══ INFORMATION SHOWN

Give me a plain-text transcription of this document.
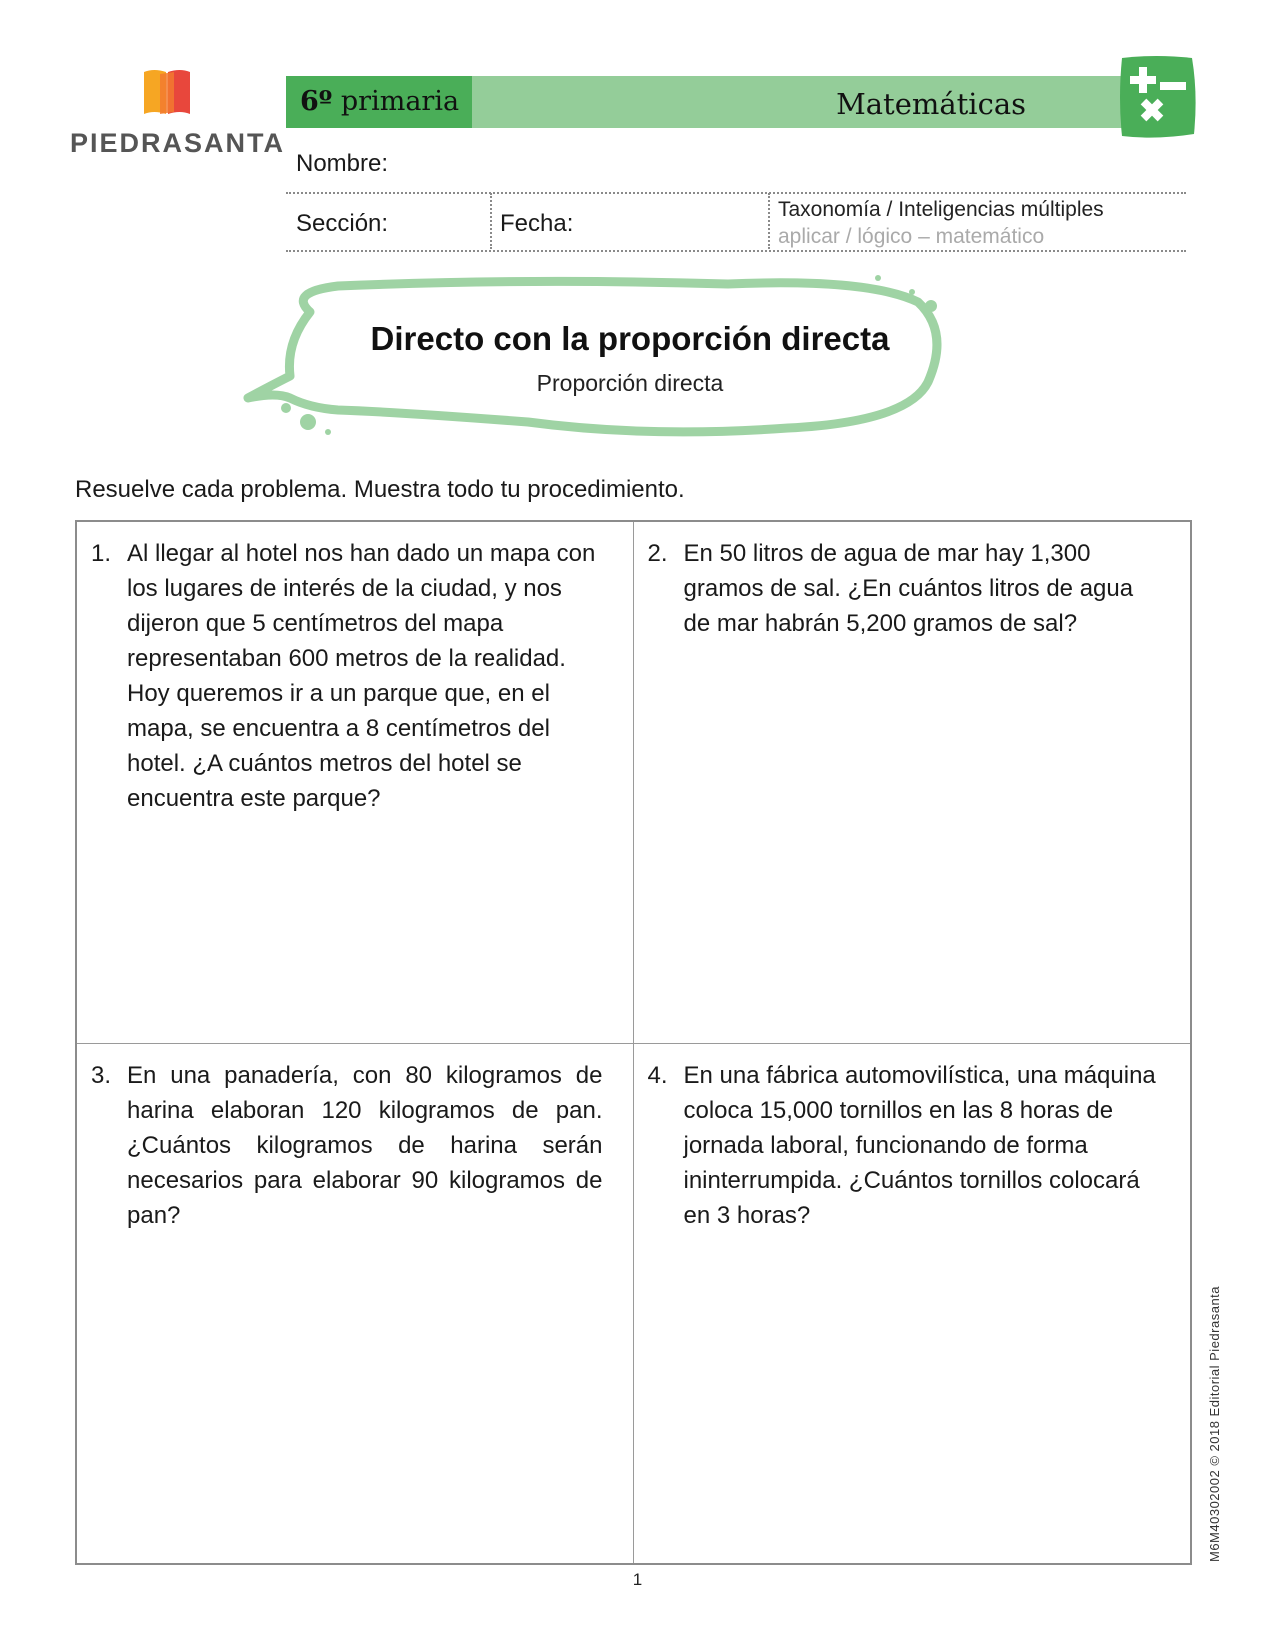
PIEDRASANTA
6º primaria	Matemáticas
Nombre:
Sección:	Fecha:
Taxonomía / Inteligencias múltiples
aplicar / lógico – matemático
Directo con la proporción directa
Proporción directa
Resuelve cada problema. Muestra todo tu procedimiento.
1. Al llegar al hotel nos han dado un mapa con los lugares de interés de la ciudad, y nos dijeron que 5 centímetros del mapa representaban 600 metros de la realidad. Hoy queremos ir a un parque que, en el mapa, se encuentra a 8 centímetros del hotel. ¿A cuántos metros del hotel se encuentra este parque?
2. En 50 litros de agua de mar hay 1,300 gramos de sal. ¿En cuántos litros de agua de mar habrán 5,200 gramos de sal?
3. En una panadería, con 80 kilogramos de harina elaboran 120 kilogramos de pan. ¿Cuántos kilogramos de harina serán necesarios para elaborar 90 kilogramos de pan?
4. En una fábrica automovilística, una máquina coloca 15,000 tornillos en las 8 horas de jornada laboral, funcionando de forma ininterrumpida. ¿Cuántos tornillos colocará en 3 horas?
1
M6M40302002 © 2018 Editorial Piedrasanta
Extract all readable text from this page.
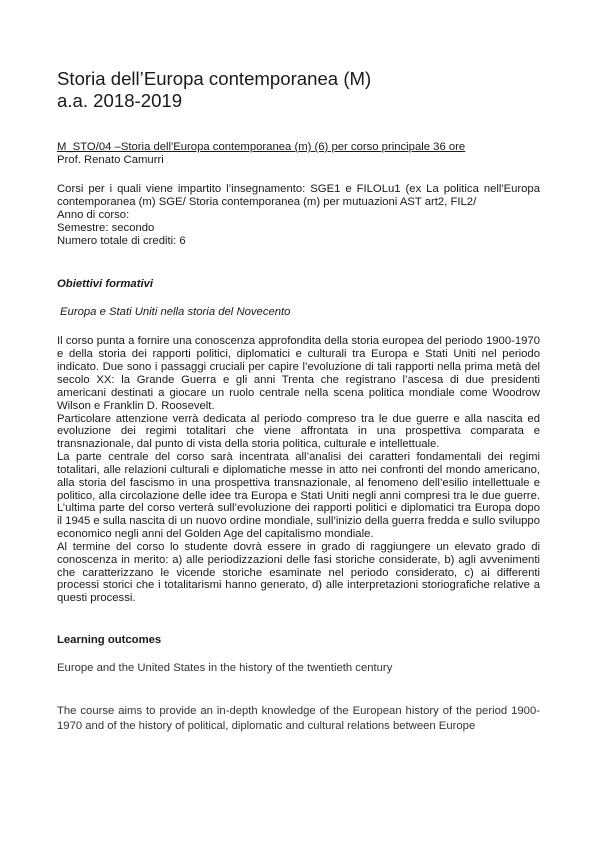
Storia dell’Europa contemporanea (M)
a.a. 2018-2019
M_STO/04 –Storia dell'Europa contemporanea (m) (6) per corso principale 36 ore
Prof. Renato Camurri
Corsi per i quali viene impartito l’insegnamento: SGE1 e FILOLu1 (ex La politica nell'Europa contemporanea (m) SGE/ Storia contemporanea (m) per mutuazioni AST art2, FIL2/
Anno di corso:
Semestre: secondo
Numero totale di crediti: 6
Obiettivi formativi
Europa e Stati Uniti nella storia del Novecento

Il corso punta a fornire una conoscenza approfondita della storia europea del periodo 1900-1970 e della storia dei rapporti politici, diplomatici e culturali tra Europa e Stati Uniti nel periodo indicato. Due sono i passaggi cruciali per capire l’evoluzione di tali rapporti nella prima metà del secolo XX: la Grande Guerra e gli anni Trenta che registrano l’ascesa di due presidenti americani destinati a giocare un ruolo centrale nella scena politica mondiale come Woodrow Wilson e Franklin D. Roosevelt.

Particolare attenzione verrà dedicata al periodo compreso tra le due guerre e alla nascita ed evoluzione dei regimi totalitari che viene affrontata in una prospettiva comparata e transnazionale, dal punto di vista della storia politica, culturale e intellettuale.

La parte centrale del corso sarà incentrata all’analisi dei caratteri fondamentali dei regimi totalitari, alle relazioni culturali e diplomatiche messe in atto nei confronti del mondo americano, alla storia del fascismo in una prospettiva transnazionale, al fenomeno dell’esilio intellettuale e politico, alla circolazione delle idee tra Europa e Stati Uniti negli anni compresi tra le due guerre. L’ultima parte del corso verterà sull’evoluzione dei rapporti politici e diplomatici tra Europa dopo il 1945 e sulla nascita di un nuovo ordine mondiale, sull’inizio della guerra fredda e sullo sviluppo economico negli anni del Golden Age del capitalismo mondiale.

Al termine del corso lo studente dovrà essere in grado di raggiungere un elevato grado di conoscenza in merito: a) alle periodizzazioni delle fasi storiche considerate, b) agli avvenimenti che caratterizzano le vicende storiche esaminate nel periodo considerato, c) ai differenti processi storici che i totalitarismi hanno generato, d) alle interpretazioni storiografiche relative a questi processi.

Learning outcomes
Europe and the United States in the history of the twentieth century
The course aims to provide an in-depth knowledge of the European history of the period 1900-1970 and of the history of political, diplomatic and cultural relations between Europe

════

EXERCISE AIM:
Verbatim reproduction of every record is required; images are left out.

CORRECT ANSWER:
Give me a plain-text transcription of this document.
PIEDRASANTA
6º primaria	Matemáticas
Nombre:
Sección:	Fecha:
Taxonomía / Inteligencias múltiples
aplicar / lógico – matemático
Directo con la proporción directa
Proporción directa
Resuelve cada problema. Muestra todo tu procedimiento.
1. Al llegar al hotel nos han dado un mapa con los lugares de interés de la ciudad, y nos dijeron que 5 centímetros del mapa representaban 600 metros de la realidad. Hoy queremos ir a un parque que, en el mapa, se encuentra a 8 centímetros del hotel. ¿A cuántos metros del hotel se encuentra este parque?
2. En 50 litros de agua de mar hay 1,300 gramos de sal. ¿En cuántos litros de agua de mar habrán 5,200 gramos de sal?
3. En una panadería, con 80 kilogramos de harina elaboran 120 kilogramos de pan. ¿Cuántos kilogramos de harina serán necesarios para elaborar 90 kilogramos de pan?
4. En una fábrica automovilística, una máquina coloca 15,000 tornillos en las 8 horas de jornada laboral, funcionando de forma ininterrumpida. ¿Cuántos tornillos colocará en 3 horas?
1
M6M40302002 © 2018 Editorial Piedrasanta
Extract all readable text from this page.
Storia dell’Europa contemporanea (M)
a.a. 2018-2019
M_STO/04 –Storia dell'Europa contemporanea (m) (6) per corso principale 36 ore
Prof. Renato Camurri
Corsi per i quali viene impartito l’insegnamento: SGE1 e FILOLu1 (ex La politica nell'Europa contemporanea (m) SGE/ Storia contemporanea (m) per mutuazioni AST art2, FIL2/
Anno di corso:
Semestre: secondo
Numero totale di crediti: 6
Obiettivi formativi
Europa e Stati Uniti nella storia del Novecento

Il corso punta a fornire una conoscenza approfondita della storia europea del periodo 1900-1970 e della storia dei rapporti politici, diplomatici e culturali tra Europa e Stati Uniti nel periodo indicato. Due sono i passaggi cruciali per capire l’evoluzione di tali rapporti nella prima metà del secolo XX: la Grande Guerra e gli anni Trenta che registrano l’ascesa di due presidenti americani destinati a giocare un ruolo centrale nella scena politica mondiale come Woodrow Wilson e Franklin D. Roosevelt.

Particolare attenzione verrà dedicata al periodo compreso tra le due guerre e alla nascita ed evoluzione dei regimi totalitari che viene affrontata in una prospettiva comparata e transnazionale, dal punto di vista della storia politica, culturale e intellettuale.

La parte centrale del corso sarà incentrata all’analisi dei caratteri fondamentali dei regimi totalitari, alle relazioni culturali e diplomatiche messe in atto nei confronti del mondo americano, alla storia del fascismo in una prospettiva transnazionale, al fenomeno dell’esilio intellettuale e politico, alla circolazione delle idee tra Europa e Stati Uniti negli anni compresi tra le due guerre. L’ultima parte del corso verterà sull’evoluzione dei rapporti politici e diplomatici tra Europa dopo il 1945 e sulla nascita di un nuovo ordine mondiale, sull’inizio della guerra fredda e sullo sviluppo economico negli anni del Golden Age del capitalismo mondiale.

Al termine del corso lo studente dovrà essere in grado di raggiungere un elevato grado di conoscenza in merito: a) alle periodizzazioni delle fasi storiche considerate, b) agli avvenimenti che caratterizzano le vicende storiche esaminate nel periodo considerato, c) ai differenti processi storici che i totalitarismi hanno generato, d) alle interpretazioni storiografiche relative a questi processi.

Learning outcomes
Europe and the United States in the history of the twentieth century
The course aims to provide an in-depth knowledge of the European history of the period 1900-1970 and of the history of political, diplomatic and cultural relations between Europe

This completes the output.